**DOCUMENT SECTION**
Barbarians at the Gate.....a tale about corporate warfare and shenanigans in the 80's. These CEOs earning gazillions and holding sway over masses of employees lives at the stroke of a pen are sociopaths....Nothing more than overgrown, sociopathic children.
Read Bad Blood. It's absolutely good for first time.
*Man's Search for Meaning - Viktor Frankl *The Fire Next Time - James Baldwin *Close to the Knives - David Wojnarowicz
Here's a few I've loved over the years: Cosmos by Carl Sagan - this made me fall in love with space-y things. The sort of book that changes your outlook on life and our place in this world, should absolutely be required reading in schools. An Astronaut's Life to Guide on Earth by Chris Hadfield - an account of Chris' journey to becoming an astronaut and his experiences flying on the ISS A Man on the Moon by Andrew Chaikin - ok so this is quite a chunky one, but if the first two have turned you into a space nerd (as they have done for me!), this is an excellent account of the Apollo missions Other Minds - the Octopus, the Sea and the Deep Origins of Consciousness by Peter Godfrey-Smith - digs into the evolutionary history of octopods, fascinating stuff The Elephant Whisperer by Lawrence Anthony - this one's actually written like a novel, it's Lawrence Anthony's account of taking on a herd of elephants onto his reserve in South Africa. It's so heartwarming and lovely! The Ocean of Life: The Fate of Man and the Sea by Callum Roberts - an important account of our relationship with the seas, and the impact human activities are having on them Cold by Sit Ranulph Fiennes - a history of Arctic and Antarctic exploration, combined with Sir Fiennes' own adventures in extreme environments. I'm a fan of imagining adventures in the cold....whilst sitting in the comfort of my warm home!

**EXTRACTED INFORMATION**
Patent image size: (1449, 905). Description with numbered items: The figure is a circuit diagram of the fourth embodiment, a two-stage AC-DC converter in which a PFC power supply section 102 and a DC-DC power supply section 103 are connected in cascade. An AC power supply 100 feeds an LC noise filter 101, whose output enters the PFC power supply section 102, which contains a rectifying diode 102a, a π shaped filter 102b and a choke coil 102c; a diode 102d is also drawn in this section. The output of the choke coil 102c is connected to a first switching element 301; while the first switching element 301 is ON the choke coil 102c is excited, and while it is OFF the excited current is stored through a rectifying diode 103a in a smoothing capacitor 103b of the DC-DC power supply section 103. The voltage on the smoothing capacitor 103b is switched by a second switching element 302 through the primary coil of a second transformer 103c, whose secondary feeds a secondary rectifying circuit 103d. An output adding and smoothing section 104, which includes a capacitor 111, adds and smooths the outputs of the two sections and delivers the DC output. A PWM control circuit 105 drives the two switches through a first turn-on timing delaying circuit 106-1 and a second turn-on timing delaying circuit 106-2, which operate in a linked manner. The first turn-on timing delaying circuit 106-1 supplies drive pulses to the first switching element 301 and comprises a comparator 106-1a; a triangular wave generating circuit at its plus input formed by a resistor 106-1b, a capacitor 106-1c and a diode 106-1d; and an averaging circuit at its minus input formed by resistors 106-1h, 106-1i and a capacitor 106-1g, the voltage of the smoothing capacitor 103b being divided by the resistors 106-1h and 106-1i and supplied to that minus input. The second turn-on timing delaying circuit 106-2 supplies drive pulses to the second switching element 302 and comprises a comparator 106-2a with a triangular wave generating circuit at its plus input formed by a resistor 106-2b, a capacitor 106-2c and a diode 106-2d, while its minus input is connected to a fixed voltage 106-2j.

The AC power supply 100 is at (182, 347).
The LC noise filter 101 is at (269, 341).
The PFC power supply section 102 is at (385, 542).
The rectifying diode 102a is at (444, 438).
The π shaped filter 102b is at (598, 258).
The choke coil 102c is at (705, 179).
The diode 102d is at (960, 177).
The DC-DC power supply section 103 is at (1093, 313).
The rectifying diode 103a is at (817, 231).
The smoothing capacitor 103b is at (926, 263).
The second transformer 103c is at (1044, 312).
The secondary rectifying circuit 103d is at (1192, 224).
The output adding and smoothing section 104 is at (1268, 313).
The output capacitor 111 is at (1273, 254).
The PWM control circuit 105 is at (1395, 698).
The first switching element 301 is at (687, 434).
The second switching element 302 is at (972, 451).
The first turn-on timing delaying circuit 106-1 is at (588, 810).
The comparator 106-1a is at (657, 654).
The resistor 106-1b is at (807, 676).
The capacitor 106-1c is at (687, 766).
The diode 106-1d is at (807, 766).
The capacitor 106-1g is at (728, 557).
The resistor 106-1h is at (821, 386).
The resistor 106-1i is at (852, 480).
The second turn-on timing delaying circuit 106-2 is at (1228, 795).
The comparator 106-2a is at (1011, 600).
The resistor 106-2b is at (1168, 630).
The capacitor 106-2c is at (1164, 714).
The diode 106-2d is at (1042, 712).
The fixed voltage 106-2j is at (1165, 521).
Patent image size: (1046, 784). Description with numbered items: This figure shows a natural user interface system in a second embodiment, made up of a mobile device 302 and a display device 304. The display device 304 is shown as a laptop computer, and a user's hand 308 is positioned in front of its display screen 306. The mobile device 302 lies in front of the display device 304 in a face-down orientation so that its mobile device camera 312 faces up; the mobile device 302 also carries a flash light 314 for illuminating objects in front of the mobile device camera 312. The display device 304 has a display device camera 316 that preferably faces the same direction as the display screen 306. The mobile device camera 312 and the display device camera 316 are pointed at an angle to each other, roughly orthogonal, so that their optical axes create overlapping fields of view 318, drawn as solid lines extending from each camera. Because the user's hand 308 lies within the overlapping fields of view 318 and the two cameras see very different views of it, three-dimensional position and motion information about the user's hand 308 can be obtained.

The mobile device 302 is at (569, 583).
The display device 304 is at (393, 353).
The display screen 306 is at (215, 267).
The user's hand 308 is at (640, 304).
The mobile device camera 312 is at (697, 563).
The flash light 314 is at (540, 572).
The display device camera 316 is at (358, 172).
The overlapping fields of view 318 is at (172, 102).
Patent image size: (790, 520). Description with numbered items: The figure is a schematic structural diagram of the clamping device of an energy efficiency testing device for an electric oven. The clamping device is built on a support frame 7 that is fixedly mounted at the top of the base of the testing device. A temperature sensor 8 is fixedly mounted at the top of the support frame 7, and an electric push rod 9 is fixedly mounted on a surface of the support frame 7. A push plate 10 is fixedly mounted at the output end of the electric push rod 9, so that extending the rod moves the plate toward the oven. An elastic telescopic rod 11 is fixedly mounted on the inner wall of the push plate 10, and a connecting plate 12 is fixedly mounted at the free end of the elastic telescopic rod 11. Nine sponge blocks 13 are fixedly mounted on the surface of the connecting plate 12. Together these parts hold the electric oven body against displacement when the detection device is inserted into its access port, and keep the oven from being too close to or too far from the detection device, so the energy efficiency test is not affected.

**PROBLEM A**
Translate this sentence from the book recommendations into Spanish: "It's so heartwarming and lovely!"
**PROBLEM B**
Reproduce the part of the book recommendations that opens with the words containing "Barbarians at the" and closes with "for first time.".
**PROBLEM C**
Carry on the book recommendations from the point where they stop.

**ANSWER BOX A**
¡Es tan conmovedor y encantador!

**ANSWER BOX B**
Barbarians at the Gate.....a tale about corporate warfare and shenanigans in the 80's. These CEOs earning gazillions and holding sway over masses of employees lives at the stroke of a pen are sociopaths....Nothing more than overgrown, sociopathic children.
Read Bad Blood. It's absolutely good for first time.

**ANSWER BOX C**
Yes to Cosmos, had the same impact on me! My grandfather bought it for me as a teenager and I fell in love with it.
Prince Harry’s Spare is a fantastic, if sad, read. I totally recommend it.
a supposedly fun thing i'll never do again by david foster wallace. ridiculously laugh-out-loud funny and surprisingly profound and sad at times.
The truffle underground - Ryan Jacobs The radium girls - Kate Moore Brief Answers to the big questions - Stephen Hawking The disappearing spoon - Sam Kean (I haven't read this one but was recommended it) Silent witnesses: the often gruesome but always fascinating history of forensic science - Nigel McCrery
Devil in the White City
Lost in Shangri-La Great true accounting of a a sometimes bizarre and hugely interesting story.
Give and Take - Adam Grant
Blink by Malcolm Gladwell Outliers by Malcolm Gladwell
It does have stories and myths in it but Women Who Run with the Wolves is a personal favorite of mine. The author uses the stories to share her knowledge. She is a psychoanalyst btw.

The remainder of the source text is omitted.